Work to complete :: Count lines, not occurrences: report how many lines in the records hold the string "LabSea", and nothing else.

— Begin Dataset entries —

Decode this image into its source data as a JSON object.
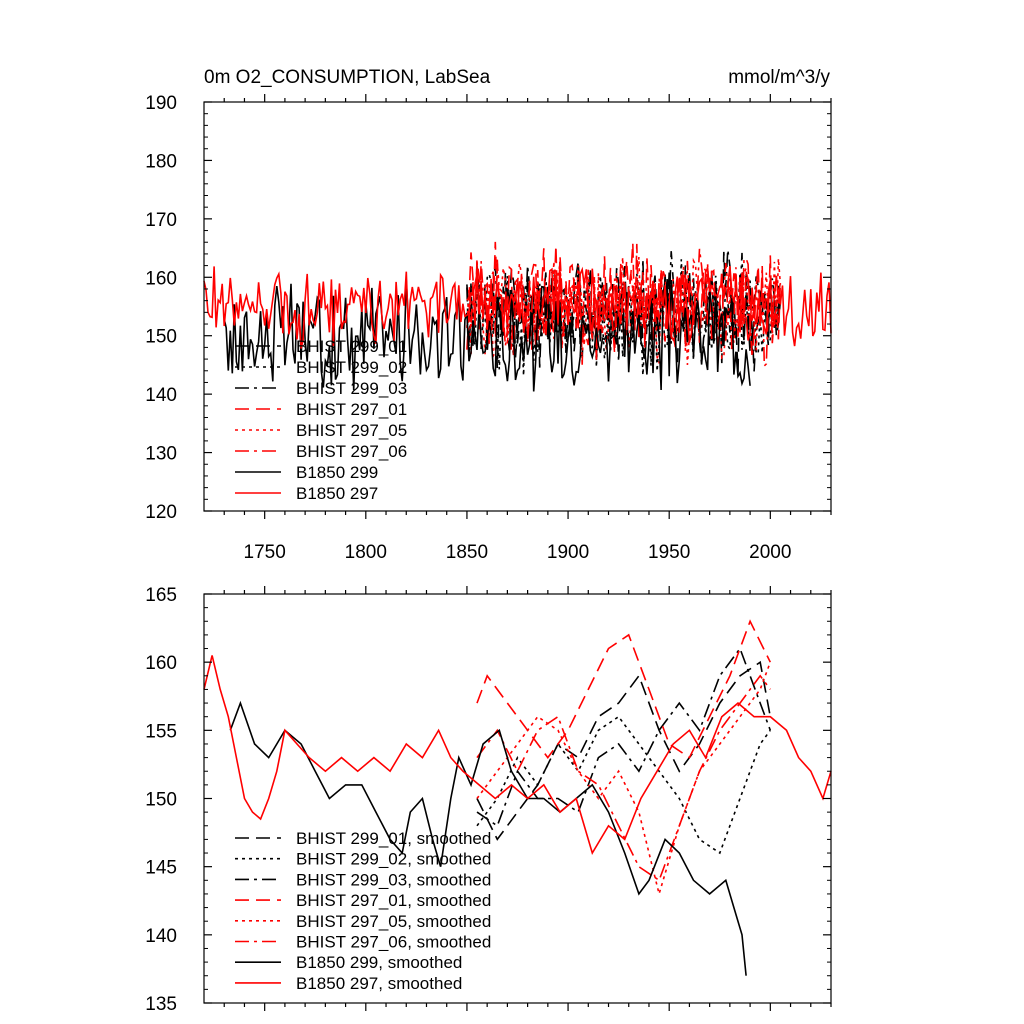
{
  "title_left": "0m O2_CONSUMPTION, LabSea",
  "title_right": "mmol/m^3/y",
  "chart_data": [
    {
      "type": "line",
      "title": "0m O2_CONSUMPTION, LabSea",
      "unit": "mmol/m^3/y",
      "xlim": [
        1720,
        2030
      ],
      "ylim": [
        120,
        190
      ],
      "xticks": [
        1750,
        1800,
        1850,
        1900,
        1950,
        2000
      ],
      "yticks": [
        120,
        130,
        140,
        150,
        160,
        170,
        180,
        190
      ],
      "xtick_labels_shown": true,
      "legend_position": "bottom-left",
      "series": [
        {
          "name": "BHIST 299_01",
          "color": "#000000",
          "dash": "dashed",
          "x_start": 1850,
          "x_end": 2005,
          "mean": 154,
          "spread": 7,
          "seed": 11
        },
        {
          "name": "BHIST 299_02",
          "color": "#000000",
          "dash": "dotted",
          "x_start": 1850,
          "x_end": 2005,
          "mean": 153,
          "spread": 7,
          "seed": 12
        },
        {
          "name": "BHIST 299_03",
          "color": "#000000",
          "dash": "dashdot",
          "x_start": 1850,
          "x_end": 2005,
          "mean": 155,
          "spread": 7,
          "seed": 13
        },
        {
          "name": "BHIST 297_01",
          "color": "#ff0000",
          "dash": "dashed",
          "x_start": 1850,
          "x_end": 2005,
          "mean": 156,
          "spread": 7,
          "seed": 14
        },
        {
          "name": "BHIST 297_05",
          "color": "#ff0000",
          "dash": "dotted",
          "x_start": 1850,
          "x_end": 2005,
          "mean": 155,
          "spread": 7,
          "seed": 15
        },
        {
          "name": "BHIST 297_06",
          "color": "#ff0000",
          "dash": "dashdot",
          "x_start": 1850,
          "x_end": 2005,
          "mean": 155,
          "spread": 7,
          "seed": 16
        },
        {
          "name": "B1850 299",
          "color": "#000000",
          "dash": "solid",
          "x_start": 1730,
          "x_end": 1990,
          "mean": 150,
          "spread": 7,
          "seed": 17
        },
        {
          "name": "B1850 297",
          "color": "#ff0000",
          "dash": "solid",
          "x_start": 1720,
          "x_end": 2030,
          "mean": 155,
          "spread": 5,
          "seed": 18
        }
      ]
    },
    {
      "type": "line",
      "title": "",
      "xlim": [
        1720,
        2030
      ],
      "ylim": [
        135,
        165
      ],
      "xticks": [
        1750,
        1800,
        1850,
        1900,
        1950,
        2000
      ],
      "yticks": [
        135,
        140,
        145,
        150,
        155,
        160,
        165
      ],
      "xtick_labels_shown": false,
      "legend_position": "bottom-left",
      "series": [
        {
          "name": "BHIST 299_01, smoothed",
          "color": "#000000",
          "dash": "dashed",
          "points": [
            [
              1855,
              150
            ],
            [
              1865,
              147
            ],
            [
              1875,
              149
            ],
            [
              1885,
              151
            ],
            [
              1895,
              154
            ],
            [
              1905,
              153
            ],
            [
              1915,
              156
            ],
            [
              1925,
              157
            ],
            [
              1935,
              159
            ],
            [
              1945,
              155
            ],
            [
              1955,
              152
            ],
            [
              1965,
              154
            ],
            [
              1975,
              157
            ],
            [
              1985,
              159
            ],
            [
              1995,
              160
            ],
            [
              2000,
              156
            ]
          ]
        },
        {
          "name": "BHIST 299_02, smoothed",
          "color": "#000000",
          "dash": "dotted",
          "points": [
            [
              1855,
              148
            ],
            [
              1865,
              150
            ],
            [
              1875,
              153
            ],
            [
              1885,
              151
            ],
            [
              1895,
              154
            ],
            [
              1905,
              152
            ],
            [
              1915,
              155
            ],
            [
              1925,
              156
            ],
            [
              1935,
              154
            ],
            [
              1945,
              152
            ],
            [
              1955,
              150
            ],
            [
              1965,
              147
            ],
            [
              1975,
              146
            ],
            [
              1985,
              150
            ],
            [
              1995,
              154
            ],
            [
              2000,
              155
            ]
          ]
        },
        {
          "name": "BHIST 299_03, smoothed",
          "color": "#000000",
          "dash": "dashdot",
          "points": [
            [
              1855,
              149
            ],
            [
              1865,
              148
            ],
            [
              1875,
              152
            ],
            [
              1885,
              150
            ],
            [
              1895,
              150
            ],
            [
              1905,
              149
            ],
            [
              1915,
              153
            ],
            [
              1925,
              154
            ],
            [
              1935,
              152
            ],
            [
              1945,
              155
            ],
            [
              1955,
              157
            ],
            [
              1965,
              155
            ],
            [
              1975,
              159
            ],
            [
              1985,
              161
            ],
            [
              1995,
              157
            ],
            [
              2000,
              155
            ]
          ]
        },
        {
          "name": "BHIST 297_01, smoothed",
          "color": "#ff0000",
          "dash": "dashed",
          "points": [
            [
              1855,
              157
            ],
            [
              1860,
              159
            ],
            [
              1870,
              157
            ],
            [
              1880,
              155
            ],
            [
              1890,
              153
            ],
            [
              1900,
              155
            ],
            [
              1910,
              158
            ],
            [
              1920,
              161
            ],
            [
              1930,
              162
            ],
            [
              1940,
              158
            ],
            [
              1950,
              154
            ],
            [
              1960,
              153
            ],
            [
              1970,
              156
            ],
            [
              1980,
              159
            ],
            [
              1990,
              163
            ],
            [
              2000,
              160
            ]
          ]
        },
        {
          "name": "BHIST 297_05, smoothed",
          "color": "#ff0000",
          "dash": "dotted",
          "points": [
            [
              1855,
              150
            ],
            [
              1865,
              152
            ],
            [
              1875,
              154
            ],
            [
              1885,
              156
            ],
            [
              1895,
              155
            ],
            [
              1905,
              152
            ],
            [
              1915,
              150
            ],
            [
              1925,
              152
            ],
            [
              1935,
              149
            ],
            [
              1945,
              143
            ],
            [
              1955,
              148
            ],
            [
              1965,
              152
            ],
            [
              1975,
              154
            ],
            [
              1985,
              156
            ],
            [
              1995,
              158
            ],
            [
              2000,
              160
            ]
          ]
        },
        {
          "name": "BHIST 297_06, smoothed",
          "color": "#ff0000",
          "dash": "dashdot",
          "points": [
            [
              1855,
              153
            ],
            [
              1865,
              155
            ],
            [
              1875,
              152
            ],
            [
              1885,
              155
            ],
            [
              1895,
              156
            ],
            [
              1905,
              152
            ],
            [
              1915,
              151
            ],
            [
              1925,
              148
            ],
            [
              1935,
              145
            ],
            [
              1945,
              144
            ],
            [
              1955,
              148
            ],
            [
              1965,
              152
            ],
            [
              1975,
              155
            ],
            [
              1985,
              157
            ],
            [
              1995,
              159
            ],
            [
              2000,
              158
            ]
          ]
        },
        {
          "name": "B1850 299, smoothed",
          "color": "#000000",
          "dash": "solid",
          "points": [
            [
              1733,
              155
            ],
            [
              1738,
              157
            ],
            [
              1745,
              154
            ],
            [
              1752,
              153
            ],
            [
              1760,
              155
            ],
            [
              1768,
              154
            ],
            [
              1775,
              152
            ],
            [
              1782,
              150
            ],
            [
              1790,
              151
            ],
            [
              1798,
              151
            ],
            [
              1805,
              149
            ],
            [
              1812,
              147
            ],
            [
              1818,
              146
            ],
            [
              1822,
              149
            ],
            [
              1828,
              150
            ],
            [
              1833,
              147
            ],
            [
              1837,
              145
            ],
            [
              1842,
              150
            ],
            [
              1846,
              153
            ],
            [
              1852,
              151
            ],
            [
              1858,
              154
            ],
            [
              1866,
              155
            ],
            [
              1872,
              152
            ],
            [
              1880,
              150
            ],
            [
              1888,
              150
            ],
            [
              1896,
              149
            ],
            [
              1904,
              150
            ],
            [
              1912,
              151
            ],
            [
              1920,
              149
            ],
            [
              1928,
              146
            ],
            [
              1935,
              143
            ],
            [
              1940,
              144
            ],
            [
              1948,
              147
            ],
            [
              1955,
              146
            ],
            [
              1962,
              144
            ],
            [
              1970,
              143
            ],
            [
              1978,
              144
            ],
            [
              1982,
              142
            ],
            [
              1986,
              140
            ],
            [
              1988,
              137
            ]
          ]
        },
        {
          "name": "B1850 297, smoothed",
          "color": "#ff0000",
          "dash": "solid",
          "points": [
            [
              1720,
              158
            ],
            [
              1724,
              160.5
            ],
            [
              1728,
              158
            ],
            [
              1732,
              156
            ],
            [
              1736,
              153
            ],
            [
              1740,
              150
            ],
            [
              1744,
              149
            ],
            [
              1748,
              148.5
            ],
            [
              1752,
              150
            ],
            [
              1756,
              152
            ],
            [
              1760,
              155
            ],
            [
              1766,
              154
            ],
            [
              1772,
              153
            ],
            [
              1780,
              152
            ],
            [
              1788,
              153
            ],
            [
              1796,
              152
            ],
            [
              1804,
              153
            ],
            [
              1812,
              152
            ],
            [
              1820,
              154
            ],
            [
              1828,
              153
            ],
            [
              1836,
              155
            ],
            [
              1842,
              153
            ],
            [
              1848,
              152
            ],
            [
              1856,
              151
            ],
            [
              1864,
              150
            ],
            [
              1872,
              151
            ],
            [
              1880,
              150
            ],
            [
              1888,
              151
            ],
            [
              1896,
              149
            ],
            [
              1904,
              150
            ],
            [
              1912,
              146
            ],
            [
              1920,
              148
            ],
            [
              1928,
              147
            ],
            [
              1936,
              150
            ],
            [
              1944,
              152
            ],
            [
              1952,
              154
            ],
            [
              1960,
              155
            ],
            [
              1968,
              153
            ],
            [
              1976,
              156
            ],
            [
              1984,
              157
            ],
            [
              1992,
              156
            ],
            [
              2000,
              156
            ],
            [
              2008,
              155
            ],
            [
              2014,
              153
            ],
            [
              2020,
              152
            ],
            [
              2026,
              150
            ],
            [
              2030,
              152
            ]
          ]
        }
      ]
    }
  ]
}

— End Dataset entries —

The completed task :: 2